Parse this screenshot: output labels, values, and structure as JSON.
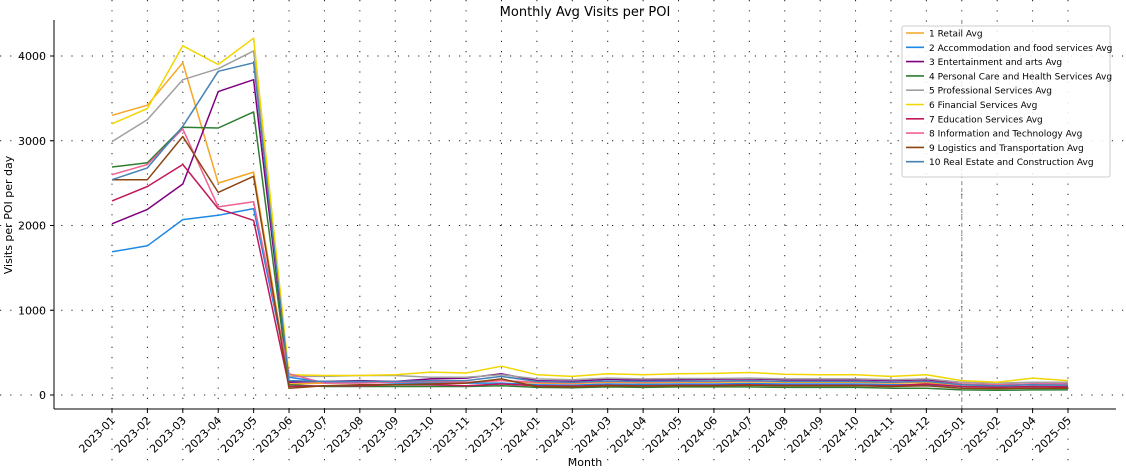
{
  "chart_data": {
    "type": "line",
    "title": "Monthly Avg Visits per POI",
    "xlabel": "Month",
    "ylabel": "Visits per POI per day",
    "categories": [
      "2023-01",
      "2023-02",
      "2023-03",
      "2023-04",
      "2023-05",
      "2023-06",
      "2023-07",
      "2023-08",
      "2023-09",
      "2023-10",
      "2023-11",
      "2023-12",
      "2024-01",
      "2024-02",
      "2024-03",
      "2024-04",
      "2024-05",
      "2024-06",
      "2024-07",
      "2024-08",
      "2024-09",
      "2024-10",
      "2024-11",
      "2024-12",
      "2025-01",
      "2025-02",
      "2025-04",
      "2025-05"
    ],
    "ylim": [
      -150,
      4400
    ],
    "yticks": [
      0,
      1000,
      2000,
      3000,
      4000
    ],
    "grid": true,
    "legend_position": "top-right",
    "vertical_reference_line_at": "2025-01",
    "series": [
      {
        "name": "1 Retail Avg",
        "color": "#f5a623",
        "values": [
          3300,
          3420,
          3920,
          2500,
          2630,
          130,
          140,
          150,
          145,
          150,
          145,
          170,
          140,
          135,
          150,
          145,
          150,
          150,
          155,
          150,
          150,
          150,
          140,
          145,
          120,
          110,
          125,
          120
        ]
      },
      {
        "name": "2 Accommodation and food services Avg",
        "color": "#1e88e5",
        "values": [
          1690,
          1760,
          2070,
          2120,
          2200,
          210,
          150,
          150,
          140,
          140,
          140,
          140,
          120,
          115,
          130,
          125,
          130,
          130,
          135,
          130,
          130,
          130,
          120,
          120,
          100,
          95,
          100,
          100
        ]
      },
      {
        "name": "3 Entertainment and arts Avg",
        "color": "#800080",
        "values": [
          2020,
          2190,
          2490,
          3580,
          3720,
          150,
          160,
          170,
          160,
          190,
          200,
          250,
          170,
          160,
          185,
          175,
          180,
          185,
          190,
          180,
          180,
          180,
          170,
          180,
          130,
          120,
          130,
          130
        ]
      },
      {
        "name": "4 Personal Care and Health Services Avg",
        "color": "#2e7d32",
        "values": [
          2690,
          2740,
          3160,
          3150,
          3340,
          120,
          100,
          100,
          100,
          100,
          100,
          110,
          90,
          85,
          95,
          90,
          95,
          95,
          95,
          90,
          90,
          90,
          80,
          80,
          60,
          55,
          60,
          60
        ]
      },
      {
        "name": "5 Professional Services Avg",
        "color": "#a0a0a0",
        "values": [
          2990,
          3250,
          3720,
          3850,
          4060,
          220,
          220,
          230,
          230,
          210,
          210,
          240,
          190,
          180,
          200,
          190,
          195,
          195,
          200,
          190,
          190,
          190,
          180,
          190,
          150,
          140,
          150,
          150
        ]
      },
      {
        "name": "6 Financial Services Avg",
        "color": "#f2d600",
        "values": [
          3200,
          3380,
          4120,
          3900,
          4210,
          240,
          230,
          230,
          240,
          270,
          260,
          340,
          240,
          220,
          250,
          240,
          250,
          255,
          265,
          245,
          240,
          240,
          220,
          240,
          170,
          150,
          200,
          170
        ]
      },
      {
        "name": "7 Education Services Avg",
        "color": "#c2185b",
        "values": [
          2290,
          2460,
          2720,
          2200,
          2060,
          100,
          110,
          110,
          120,
          120,
          110,
          130,
          110,
          105,
          115,
          110,
          115,
          115,
          120,
          115,
          115,
          115,
          110,
          130,
          100,
          90,
          100,
          95
        ]
      },
      {
        "name": "8 Information and Technology Avg",
        "color": "#f06292",
        "values": [
          2600,
          2720,
          3140,
          2220,
          2280,
          250,
          140,
          140,
          150,
          160,
          150,
          170,
          150,
          145,
          160,
          155,
          160,
          160,
          165,
          160,
          160,
          160,
          150,
          160,
          130,
          120,
          130,
          125
        ]
      },
      {
        "name": "9 Logistics and Transportation Avg",
        "color": "#8b4513",
        "values": [
          2540,
          2540,
          3050,
          2390,
          2580,
          80,
          110,
          120,
          120,
          130,
          140,
          190,
          100,
          95,
          110,
          105,
          110,
          110,
          115,
          110,
          110,
          110,
          100,
          110,
          80,
          75,
          80,
          80
        ]
      },
      {
        "name": "10 Real Estate and Construction Avg",
        "color": "#4682b4",
        "values": [
          2540,
          2680,
          3170,
          3820,
          3920,
          170,
          160,
          160,
          160,
          170,
          170,
          220,
          160,
          150,
          165,
          160,
          165,
          165,
          170,
          160,
          160,
          160,
          150,
          160,
          120,
          110,
          120,
          115
        ]
      }
    ]
  }
}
#####
• [WORK INSTRUCTIONS]:
Pictures stay out; reproduce every line of the records exactly.

• [TASK RESPONSE]:
Parse this screenshot: output labels, values, and structure as JSON.
{
  "chart_data": {
    "type": "line",
    "title": "Monthly Avg Visits per POI",
    "xlabel": "Month",
    "ylabel": "Visits per POI per day",
    "categories": [
      "2023-01",
      "2023-02",
      "2023-03",
      "2023-04",
      "2023-05",
      "2023-06",
      "2023-07",
      "2023-08",
      "2023-09",
      "2023-10",
      "2023-11",
      "2023-12",
      "2024-01",
      "2024-02",
      "2024-03",
      "2024-04",
      "2024-05",
      "2024-06",
      "2024-07",
      "2024-08",
      "2024-09",
      "2024-10",
      "2024-11",
      "2024-12",
      "2025-01",
      "2025-02",
      "2025-04",
      "2025-05"
    ],
    "ylim": [
      -150,
      4400
    ],
    "yticks": [
      0,
      1000,
      2000,
      3000,
      4000
    ],
    "grid": true,
    "legend_position": "top-right",
    "vertical_reference_line_at": "2025-01",
    "series": [
      {
        "name": "1 Retail Avg",
        "color": "#f5a623",
        "values": [
          3300,
          3420,
          3920,
          2500,
          2630,
          130,
          140,
          150,
          145,
          150,
          145,
          170,
          140,
          135,
          150,
          145,
          150,
          150,
          155,
          150,
          150,
          150,
          140,
          145,
          120,
          110,
          125,
          120
        ]
      },
      {
        "name": "2 Accommodation and food services Avg",
        "color": "#1e88e5",
        "values": [
          1690,
          1760,
          2070,
          2120,
          2200,
          210,
          150,
          150,
          140,
          140,
          140,
          140,
          120,
          115,
          130,
          125,
          130,
          130,
          135,
          130,
          130,
          130,
          120,
          120,
          100,
          95,
          100,
          100
        ]
      },
      {
        "name": "3 Entertainment and arts Avg",
        "color": "#800080",
        "values": [
          2020,
          2190,
          2490,
          3580,
          3720,
          150,
          160,
          170,
          160,
          190,
          200,
          250,
          170,
          160,
          185,
          175,
          180,
          185,
          190,
          180,
          180,
          180,
          170,
          180,
          130,
          120,
          130,
          130
        ]
      },
      {
        "name": "4 Personal Care and Health Services Avg",
        "color": "#2e7d32",
        "values": [
          2690,
          2740,
          3160,
          3150,
          3340,
          120,
          100,
          100,
          100,
          100,
          100,
          110,
          90,
          85,
          95,
          90,
          95,
          95,
          95,
          90,
          90,
          90,
          80,
          80,
          60,
          55,
          60,
          60
        ]
      },
      {
        "name": "5 Professional Services Avg",
        "color": "#a0a0a0",
        "values": [
          2990,
          3250,
          3720,
          3850,
          4060,
          220,
          220,
          230,
          230,
          210,
          210,
          240,
          190,
          180,
          200,
          190,
          195,
          195,
          200,
          190,
          190,
          190,
          180,
          190,
          150,
          140,
          150,
          150
        ]
      },
      {
        "name": "6 Financial Services Avg",
        "color": "#f2d600",
        "values": [
          3200,
          3380,
          4120,
          3900,
          4210,
          240,
          230,
          230,
          240,
          270,
          260,
          340,
          240,
          220,
          250,
          240,
          250,
          255,
          265,
          245,
          240,
          240,
          220,
          240,
          170,
          150,
          200,
          170
        ]
      },
      {
        "name": "7 Education Services Avg",
        "color": "#c2185b",
        "values": [
          2290,
          2460,
          2720,
          2200,
          2060,
          100,
          110,
          110,
          120,
          120,
          110,
          130,
          110,
          105,
          115,
          110,
          115,
          115,
          120,
          115,
          115,
          115,
          110,
          130,
          100,
          90,
          100,
          95
        ]
      },
      {
        "name": "8 Information and Technology Avg",
        "color": "#f06292",
        "values": [
          2600,
          2720,
          3140,
          2220,
          2280,
          250,
          140,
          140,
          150,
          160,
          150,
          170,
          150,
          145,
          160,
          155,
          160,
          160,
          165,
          160,
          160,
          160,
          150,
          160,
          130,
          120,
          130,
          125
        ]
      },
      {
        "name": "9 Logistics and Transportation Avg",
        "color": "#8b4513",
        "values": [
          2540,
          2540,
          3050,
          2390,
          2580,
          80,
          110,
          120,
          120,
          130,
          140,
          190,
          100,
          95,
          110,
          105,
          110,
          110,
          115,
          110,
          110,
          110,
          100,
          110,
          80,
          75,
          80,
          80
        ]
      },
      {
        "name": "10 Real Estate and Construction Avg",
        "color": "#4682b4",
        "values": [
          2540,
          2680,
          3170,
          3820,
          3920,
          170,
          160,
          160,
          160,
          170,
          170,
          220,
          160,
          150,
          165,
          160,
          165,
          165,
          170,
          160,
          160,
          160,
          150,
          160,
          120,
          110,
          120,
          115
        ]
      }
    ]
  }
}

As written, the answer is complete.